In the text on C# generic interfaces below, which generic interface is named as the most commonly used one in ASP.NET Core?

> TEXT UNDER STUDY:

☆ ☆ ☆ ☆ ☆

public interface IConverter<TSource, TDestination>
{
TDestination Convert(TSource source);
IReadOnlyList<TDestination> ConvertAll(IEnumerable<TSource> sources);
}
// Implementing a closed (concrete) version of a generic interface
public class PostRepository : IRepository<Post>
{
private readonly AppDbContext _db;
public PostRepository(AppDbContext db) => _db = db;
public async Task<Post?> GetByIdAsync(int id)
=> await _db.Posts.FindAsync(id);
public async Task<IReadOnlyList<Post>> GetAllAsync()
=> await _db.Posts.ToListAsync();
public async Task<Post> CreateAsync(Post entity)
{
_db.Posts.Add(entity);
await _db.SaveChangesAsync();
return entity;
}
public async Task<Post> UpdateAsync(Post entity)
{
_db.Posts.Update(entity);
await _db.SaveChangesAsync();
return entity;
}
public async Task DeleteAsync(int id)
{
var entity = await _db.Posts.FindAsync(id);
if (entity is not null) { _db.Posts.Remove(entity); await _db.SaveChangesAsync(); }
}
}
// Registration in DI
// builder.Services.AddScoped<IRepository<Post>, PostRepository>();
Note: ASP.NET Core’s DI container fully supports generic type registration. You can register open generics (the pattern without a specific type argument):
builder.Services.AddScoped(typeof(IRepository<>), typeof(EfRepository<>)). When code requests IRepository<Post>, the container creates EfRepository<Post>; when it requests IRepository<User>, it creates EfRepository<User>. This eliminates the need to register each entity’s repository individually — one registration covers all entity types.Tip:
ILogger<T> is the most commonly used generic interface in ASP.NET Core. The type parameter T is the class that is logging — ILogger<PostService> creates log entries tagged with the full class name. This is injected automatically by the DI container — just declare ILogger<PostService> logger as a constructor parameter and the framework provides it. You do not register it manually; ASP.NET Core registers the entire logging infrastructure including generic ILogger<T> support.Warning: Variance only applies to interfaces and delegates — not to classes. You cannot assign a
List<string> to a List<object> variable (the List<T> class is invariant) even though you can assign an IEnumerable<string> to an IEnumerable<object> variable (the IEnumerable<T> interface is covariant). This distinction matters when working with return types and parameter types in LINQ, callbacks, and generic service contracts.Covariance and Contravariance
// ── Covariance (out T) — can be used as a MORE GENERAL type ──────────────
// IEnumerable<out T> — covariant
IEnumerable<string> strings = new List<string> { "hello", "world" };
IEnumerable<object> objects = strings; // ✓ covariant assignment works!

☆ ☆ ☆ ☆ ☆

> LISTED ENTRIES:
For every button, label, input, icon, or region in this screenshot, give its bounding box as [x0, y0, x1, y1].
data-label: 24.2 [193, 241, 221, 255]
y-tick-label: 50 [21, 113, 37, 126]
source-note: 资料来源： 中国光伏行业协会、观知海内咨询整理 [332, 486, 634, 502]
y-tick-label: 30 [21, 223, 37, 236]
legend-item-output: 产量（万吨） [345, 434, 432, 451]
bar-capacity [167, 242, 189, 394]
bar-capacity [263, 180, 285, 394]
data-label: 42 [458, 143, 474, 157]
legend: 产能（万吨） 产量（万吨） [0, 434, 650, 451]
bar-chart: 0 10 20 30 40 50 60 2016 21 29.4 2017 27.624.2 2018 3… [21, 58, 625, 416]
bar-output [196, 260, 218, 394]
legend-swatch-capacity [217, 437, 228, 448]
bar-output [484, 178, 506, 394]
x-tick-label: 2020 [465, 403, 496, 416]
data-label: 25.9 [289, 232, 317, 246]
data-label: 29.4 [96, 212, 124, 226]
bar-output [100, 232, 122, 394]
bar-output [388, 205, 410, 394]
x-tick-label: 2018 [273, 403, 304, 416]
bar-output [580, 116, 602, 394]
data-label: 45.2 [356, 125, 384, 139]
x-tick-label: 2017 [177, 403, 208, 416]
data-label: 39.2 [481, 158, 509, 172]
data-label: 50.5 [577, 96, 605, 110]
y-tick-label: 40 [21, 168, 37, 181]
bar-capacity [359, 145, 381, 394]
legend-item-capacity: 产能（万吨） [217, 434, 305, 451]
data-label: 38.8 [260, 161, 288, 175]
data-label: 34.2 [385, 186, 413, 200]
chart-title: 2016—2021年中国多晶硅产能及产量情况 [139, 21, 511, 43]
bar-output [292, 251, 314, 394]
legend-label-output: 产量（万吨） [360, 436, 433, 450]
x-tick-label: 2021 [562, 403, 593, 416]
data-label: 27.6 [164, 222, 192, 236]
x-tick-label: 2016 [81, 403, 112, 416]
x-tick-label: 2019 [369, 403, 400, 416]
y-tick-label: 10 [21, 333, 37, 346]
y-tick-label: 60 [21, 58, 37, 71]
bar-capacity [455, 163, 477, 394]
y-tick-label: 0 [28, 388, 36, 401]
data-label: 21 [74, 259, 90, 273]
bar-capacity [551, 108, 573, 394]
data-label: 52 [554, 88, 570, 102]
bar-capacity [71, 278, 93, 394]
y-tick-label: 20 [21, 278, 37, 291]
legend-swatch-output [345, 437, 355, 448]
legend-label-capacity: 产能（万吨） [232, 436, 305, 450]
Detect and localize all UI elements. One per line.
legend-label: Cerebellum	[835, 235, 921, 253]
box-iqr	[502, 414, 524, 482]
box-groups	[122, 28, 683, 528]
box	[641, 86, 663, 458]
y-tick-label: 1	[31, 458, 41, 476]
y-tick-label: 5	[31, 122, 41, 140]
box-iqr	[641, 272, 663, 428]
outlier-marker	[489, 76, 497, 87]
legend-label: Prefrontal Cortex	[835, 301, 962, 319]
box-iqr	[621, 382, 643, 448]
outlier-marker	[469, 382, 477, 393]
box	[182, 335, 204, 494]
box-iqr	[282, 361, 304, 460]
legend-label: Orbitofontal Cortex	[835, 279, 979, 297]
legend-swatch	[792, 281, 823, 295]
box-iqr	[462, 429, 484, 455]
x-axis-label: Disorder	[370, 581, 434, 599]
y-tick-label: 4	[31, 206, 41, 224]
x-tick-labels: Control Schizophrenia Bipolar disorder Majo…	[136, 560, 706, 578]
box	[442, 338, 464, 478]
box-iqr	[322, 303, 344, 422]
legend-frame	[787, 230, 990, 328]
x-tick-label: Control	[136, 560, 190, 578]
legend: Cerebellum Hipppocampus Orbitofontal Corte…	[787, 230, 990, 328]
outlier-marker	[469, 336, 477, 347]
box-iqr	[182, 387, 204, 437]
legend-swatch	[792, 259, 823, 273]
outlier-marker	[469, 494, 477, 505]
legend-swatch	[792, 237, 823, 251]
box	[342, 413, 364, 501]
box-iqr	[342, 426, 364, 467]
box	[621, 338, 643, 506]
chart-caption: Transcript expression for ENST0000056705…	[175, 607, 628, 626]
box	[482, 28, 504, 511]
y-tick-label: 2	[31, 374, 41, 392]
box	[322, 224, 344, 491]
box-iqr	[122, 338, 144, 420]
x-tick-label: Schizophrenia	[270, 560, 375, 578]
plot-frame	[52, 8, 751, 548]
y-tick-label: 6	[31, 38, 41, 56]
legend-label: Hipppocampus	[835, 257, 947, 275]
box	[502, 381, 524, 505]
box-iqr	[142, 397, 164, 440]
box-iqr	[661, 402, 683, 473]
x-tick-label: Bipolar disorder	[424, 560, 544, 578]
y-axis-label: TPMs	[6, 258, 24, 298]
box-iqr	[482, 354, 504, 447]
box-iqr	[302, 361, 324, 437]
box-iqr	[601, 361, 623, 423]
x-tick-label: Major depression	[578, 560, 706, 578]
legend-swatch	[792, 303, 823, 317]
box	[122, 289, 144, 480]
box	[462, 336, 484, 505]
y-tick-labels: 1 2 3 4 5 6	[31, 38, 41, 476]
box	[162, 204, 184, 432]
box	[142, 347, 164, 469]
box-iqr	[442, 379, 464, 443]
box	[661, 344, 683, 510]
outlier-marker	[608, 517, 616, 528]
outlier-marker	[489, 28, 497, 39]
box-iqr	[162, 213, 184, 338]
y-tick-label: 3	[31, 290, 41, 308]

☆ ☆ ☆ ☆ ☆

> WORKED SOLUTION:
ILogger<T>